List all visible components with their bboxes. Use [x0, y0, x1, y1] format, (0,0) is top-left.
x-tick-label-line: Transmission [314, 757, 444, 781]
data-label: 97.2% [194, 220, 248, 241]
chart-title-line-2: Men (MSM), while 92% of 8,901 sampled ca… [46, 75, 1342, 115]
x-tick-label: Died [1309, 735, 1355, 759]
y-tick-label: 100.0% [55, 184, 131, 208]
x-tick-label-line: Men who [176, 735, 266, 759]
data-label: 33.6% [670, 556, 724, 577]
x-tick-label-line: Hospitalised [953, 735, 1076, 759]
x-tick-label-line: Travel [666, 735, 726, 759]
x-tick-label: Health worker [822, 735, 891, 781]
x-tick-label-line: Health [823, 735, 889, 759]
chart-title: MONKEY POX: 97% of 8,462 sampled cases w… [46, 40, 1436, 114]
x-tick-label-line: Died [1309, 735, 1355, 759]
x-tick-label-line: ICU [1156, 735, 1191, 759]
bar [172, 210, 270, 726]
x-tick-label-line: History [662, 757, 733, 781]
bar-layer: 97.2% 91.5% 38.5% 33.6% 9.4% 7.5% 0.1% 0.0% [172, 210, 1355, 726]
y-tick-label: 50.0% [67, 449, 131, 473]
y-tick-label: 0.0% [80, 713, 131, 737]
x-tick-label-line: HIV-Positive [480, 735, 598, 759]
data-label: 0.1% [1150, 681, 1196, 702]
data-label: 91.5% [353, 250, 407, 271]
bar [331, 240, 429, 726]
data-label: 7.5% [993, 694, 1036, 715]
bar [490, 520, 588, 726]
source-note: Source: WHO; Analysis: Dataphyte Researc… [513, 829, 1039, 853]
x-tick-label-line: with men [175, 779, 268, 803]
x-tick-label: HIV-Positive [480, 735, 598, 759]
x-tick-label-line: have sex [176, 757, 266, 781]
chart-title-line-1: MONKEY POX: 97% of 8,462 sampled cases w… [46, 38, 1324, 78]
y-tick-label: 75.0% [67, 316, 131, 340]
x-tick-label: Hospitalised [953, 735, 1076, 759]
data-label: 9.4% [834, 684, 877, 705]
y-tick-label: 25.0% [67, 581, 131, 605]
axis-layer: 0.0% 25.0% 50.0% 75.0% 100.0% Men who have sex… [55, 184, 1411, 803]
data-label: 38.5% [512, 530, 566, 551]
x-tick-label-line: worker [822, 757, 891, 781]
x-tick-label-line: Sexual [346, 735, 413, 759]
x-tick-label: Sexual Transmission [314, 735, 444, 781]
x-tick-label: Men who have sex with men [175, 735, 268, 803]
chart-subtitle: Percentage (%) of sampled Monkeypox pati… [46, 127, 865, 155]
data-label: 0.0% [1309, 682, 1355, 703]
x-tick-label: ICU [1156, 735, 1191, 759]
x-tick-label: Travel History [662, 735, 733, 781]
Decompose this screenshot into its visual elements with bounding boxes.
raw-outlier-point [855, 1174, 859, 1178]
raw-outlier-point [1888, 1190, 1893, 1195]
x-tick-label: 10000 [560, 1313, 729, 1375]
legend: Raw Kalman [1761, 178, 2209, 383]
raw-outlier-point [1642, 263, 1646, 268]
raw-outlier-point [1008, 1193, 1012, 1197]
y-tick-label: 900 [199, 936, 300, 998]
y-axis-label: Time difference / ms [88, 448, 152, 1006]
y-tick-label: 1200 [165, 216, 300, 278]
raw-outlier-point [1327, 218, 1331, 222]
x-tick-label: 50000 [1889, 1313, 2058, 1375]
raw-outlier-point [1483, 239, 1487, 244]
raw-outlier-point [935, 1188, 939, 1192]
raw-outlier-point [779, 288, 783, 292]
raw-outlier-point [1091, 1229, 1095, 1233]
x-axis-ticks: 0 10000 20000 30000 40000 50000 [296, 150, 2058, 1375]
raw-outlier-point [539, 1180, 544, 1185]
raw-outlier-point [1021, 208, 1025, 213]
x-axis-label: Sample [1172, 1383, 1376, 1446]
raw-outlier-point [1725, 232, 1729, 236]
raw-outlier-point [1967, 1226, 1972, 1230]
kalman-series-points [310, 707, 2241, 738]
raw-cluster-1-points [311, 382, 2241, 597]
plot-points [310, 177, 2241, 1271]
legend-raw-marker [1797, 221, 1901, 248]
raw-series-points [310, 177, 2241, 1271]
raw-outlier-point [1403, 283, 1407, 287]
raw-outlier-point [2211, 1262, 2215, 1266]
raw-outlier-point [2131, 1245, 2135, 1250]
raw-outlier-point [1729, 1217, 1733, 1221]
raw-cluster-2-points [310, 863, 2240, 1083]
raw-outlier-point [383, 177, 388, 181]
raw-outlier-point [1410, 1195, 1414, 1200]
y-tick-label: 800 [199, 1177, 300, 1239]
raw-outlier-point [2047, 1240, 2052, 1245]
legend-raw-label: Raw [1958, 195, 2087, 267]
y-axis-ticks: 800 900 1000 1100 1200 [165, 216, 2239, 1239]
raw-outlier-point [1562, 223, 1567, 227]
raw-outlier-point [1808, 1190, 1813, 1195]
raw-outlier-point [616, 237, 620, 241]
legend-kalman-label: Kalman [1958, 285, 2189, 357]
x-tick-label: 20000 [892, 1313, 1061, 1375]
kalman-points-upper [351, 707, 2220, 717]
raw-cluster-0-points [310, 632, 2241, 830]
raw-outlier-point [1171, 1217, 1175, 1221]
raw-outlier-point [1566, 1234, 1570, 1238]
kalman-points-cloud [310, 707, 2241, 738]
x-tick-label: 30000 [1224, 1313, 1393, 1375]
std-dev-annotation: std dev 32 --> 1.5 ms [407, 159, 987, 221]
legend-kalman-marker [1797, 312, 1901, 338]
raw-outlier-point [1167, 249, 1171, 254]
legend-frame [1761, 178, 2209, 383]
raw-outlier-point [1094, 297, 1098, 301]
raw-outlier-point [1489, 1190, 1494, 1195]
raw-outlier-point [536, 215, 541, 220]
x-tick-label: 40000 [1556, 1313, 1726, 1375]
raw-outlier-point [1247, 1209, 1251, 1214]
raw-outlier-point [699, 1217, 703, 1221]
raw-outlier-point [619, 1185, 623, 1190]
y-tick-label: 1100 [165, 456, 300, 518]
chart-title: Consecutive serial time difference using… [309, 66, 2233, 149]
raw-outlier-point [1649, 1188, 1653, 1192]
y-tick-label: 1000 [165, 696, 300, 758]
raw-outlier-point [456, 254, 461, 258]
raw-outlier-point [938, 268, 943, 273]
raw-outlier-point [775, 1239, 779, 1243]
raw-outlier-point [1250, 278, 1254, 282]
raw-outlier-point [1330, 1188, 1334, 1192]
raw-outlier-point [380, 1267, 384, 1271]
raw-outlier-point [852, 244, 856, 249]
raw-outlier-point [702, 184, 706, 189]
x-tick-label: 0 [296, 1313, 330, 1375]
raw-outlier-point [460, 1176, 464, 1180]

______

- Given task
Can you rewrite every one of the records above, replacing "raw-outlier-point" with "outlier-marker" each time it occurs and leaving everything else unchanged?

- Task solution
List all visible components with their bboxes. Use [x0, y0, x1, y1] format, (0,0) is top-left.
x-tick-label-line: Transmission [314, 757, 444, 781]
data-label: 97.2% [194, 220, 248, 241]
chart-title-line-2: Men (MSM), while 92% of 8,901 sampled ca… [46, 75, 1342, 115]
x-tick-label: Died [1309, 735, 1355, 759]
y-tick-label: 100.0% [55, 184, 131, 208]
x-tick-label-line: Men who [176, 735, 266, 759]
data-label: 33.6% [670, 556, 724, 577]
x-tick-label-line: Hospitalised [953, 735, 1076, 759]
x-tick-label-line: Travel [666, 735, 726, 759]
x-tick-label: Health worker [822, 735, 891, 781]
x-tick-label-line: Health [823, 735, 889, 759]
chart-title: MONKEY POX: 97% of 8,462 sampled cases w… [46, 40, 1436, 114]
x-tick-label-line: Died [1309, 735, 1355, 759]
x-tick-label-line: ICU [1156, 735, 1191, 759]
bar [172, 210, 270, 726]
x-tick-label-line: History [662, 757, 733, 781]
bar-layer: 97.2% 91.5% 38.5% 33.6% 9.4% 7.5% 0.1% 0.0% [172, 210, 1355, 726]
y-tick-label: 50.0% [67, 449, 131, 473]
y-tick-label: 0.0% [80, 713, 131, 737]
x-tick-label-line: HIV-Positive [480, 735, 598, 759]
data-label: 0.1% [1150, 681, 1196, 702]
data-label: 91.5% [353, 250, 407, 271]
bar [331, 240, 429, 726]
data-label: 7.5% [993, 694, 1036, 715]
bar [490, 520, 588, 726]
source-note: Source: WHO; Analysis: Dataphyte Researc… [513, 829, 1039, 853]
x-tick-label-line: with men [175, 779, 268, 803]
x-tick-label: HIV-Positive [480, 735, 598, 759]
x-tick-label-line: have sex [176, 757, 266, 781]
chart-title-line-1: MONKEY POX: 97% of 8,462 sampled cases w… [46, 38, 1324, 78]
y-tick-label: 75.0% [67, 316, 131, 340]
x-tick-label: Hospitalised [953, 735, 1076, 759]
data-label: 9.4% [834, 684, 877, 705]
y-tick-label: 25.0% [67, 581, 131, 605]
axis-layer: 0.0% 25.0% 50.0% 75.0% 100.0% Men who have sex… [55, 184, 1411, 803]
data-label: 38.5% [512, 530, 566, 551]
x-tick-label-line: worker [822, 757, 891, 781]
x-tick-label-line: Sexual [346, 735, 413, 759]
x-tick-label: Sexual Transmission [314, 735, 444, 781]
x-tick-label: Men who have sex with men [175, 735, 268, 803]
chart-subtitle: Percentage (%) of sampled Monkeypox pati… [46, 127, 865, 155]
data-label: 0.0% [1309, 682, 1355, 703]
x-tick-label: ICU [1156, 735, 1191, 759]
x-tick-label: Travel History [662, 735, 733, 781]
Decompose this screenshot into its visual elements with bounding boxes.
outlier-marker [855, 1174, 859, 1178]
outlier-marker [1888, 1190, 1893, 1195]
x-tick-label: 10000 [560, 1313, 729, 1375]
legend: Raw Kalman [1761, 178, 2209, 383]
outlier-marker [1642, 263, 1646, 268]
outlier-marker [1008, 1193, 1012, 1197]
y-tick-label: 900 [199, 936, 300, 998]
y-axis-label: Time difference / ms [88, 448, 152, 1006]
y-tick-label: 1200 [165, 216, 300, 278]
outlier-marker [1327, 218, 1331, 222]
x-tick-label: 50000 [1889, 1313, 2058, 1375]
outlier-marker [1483, 239, 1487, 244]
outlier-marker [935, 1188, 939, 1192]
outlier-marker [779, 288, 783, 292]
outlier-marker [1091, 1229, 1095, 1233]
x-axis-ticks: 0 10000 20000 30000 40000 50000 [296, 150, 2058, 1375]
outlier-marker [539, 1180, 544, 1185]
outlier-marker [1021, 208, 1025, 213]
x-axis-label: Sample [1172, 1383, 1376, 1446]
outlier-marker [1725, 232, 1729, 236]
outlier-marker [1967, 1226, 1972, 1230]
kalman-series-points [310, 707, 2241, 738]
raw-cluster-1-points [311, 382, 2241, 597]
plot-points [310, 177, 2241, 1271]
legend-raw-marker [1797, 221, 1901, 248]
raw-series-points [310, 177, 2241, 1271]
outlier-marker [1403, 283, 1407, 287]
outlier-marker [2211, 1262, 2215, 1266]
outlier-marker [2131, 1245, 2135, 1250]
outlier-marker [1729, 1217, 1733, 1221]
raw-cluster-2-points [310, 863, 2240, 1083]
outlier-marker [383, 177, 388, 181]
outlier-marker [1410, 1195, 1414, 1200]
y-tick-label: 800 [199, 1177, 300, 1239]
outlier-marker [2047, 1240, 2052, 1245]
legend-raw-label: Raw [1958, 195, 2087, 267]
y-axis-ticks: 800 900 1000 1100 1200 [165, 216, 2239, 1239]
outlier-marker [1562, 223, 1567, 227]
outlier-marker [1808, 1190, 1813, 1195]
outlier-marker [616, 237, 620, 241]
legend-kalman-label: Kalman [1958, 285, 2189, 357]
x-tick-label: 20000 [892, 1313, 1061, 1375]
kalman-points-upper [351, 707, 2220, 717]
raw-cluster-0-points [310, 632, 2241, 830]
outlier-marker [1171, 1217, 1175, 1221]
outlier-marker [1566, 1234, 1570, 1238]
kalman-points-cloud [310, 707, 2241, 738]
x-tick-label: 30000 [1224, 1313, 1393, 1375]
std-dev-annotation: std dev 32 --> 1.5 ms [407, 159, 987, 221]
legend-kalman-marker [1797, 312, 1901, 338]
outlier-marker [1167, 249, 1171, 254]
legend-frame [1761, 178, 2209, 383]
outlier-marker [1094, 297, 1098, 301]
outlier-marker [1489, 1190, 1494, 1195]
outlier-marker [536, 215, 541, 220]
x-tick-label: 40000 [1556, 1313, 1726, 1375]
outlier-marker [1247, 1209, 1251, 1214]
outlier-marker [699, 1217, 703, 1221]
outlier-marker [619, 1185, 623, 1190]
y-tick-label: 1100 [165, 456, 300, 518]
chart-title: Consecutive serial time difference using… [309, 66, 2233, 149]
outlier-marker [1649, 1188, 1653, 1192]
y-tick-label: 1000 [165, 696, 300, 758]
outlier-marker [456, 254, 461, 258]
outlier-marker [938, 268, 943, 273]
outlier-marker [775, 1239, 779, 1243]
outlier-marker [1250, 278, 1254, 282]
outlier-marker [1330, 1188, 1334, 1192]
outlier-marker [380, 1267, 384, 1271]
outlier-marker [852, 244, 856, 249]
outlier-marker [702, 184, 706, 189]
x-tick-label: 0 [296, 1313, 330, 1375]
outlier-marker [460, 1176, 464, 1180]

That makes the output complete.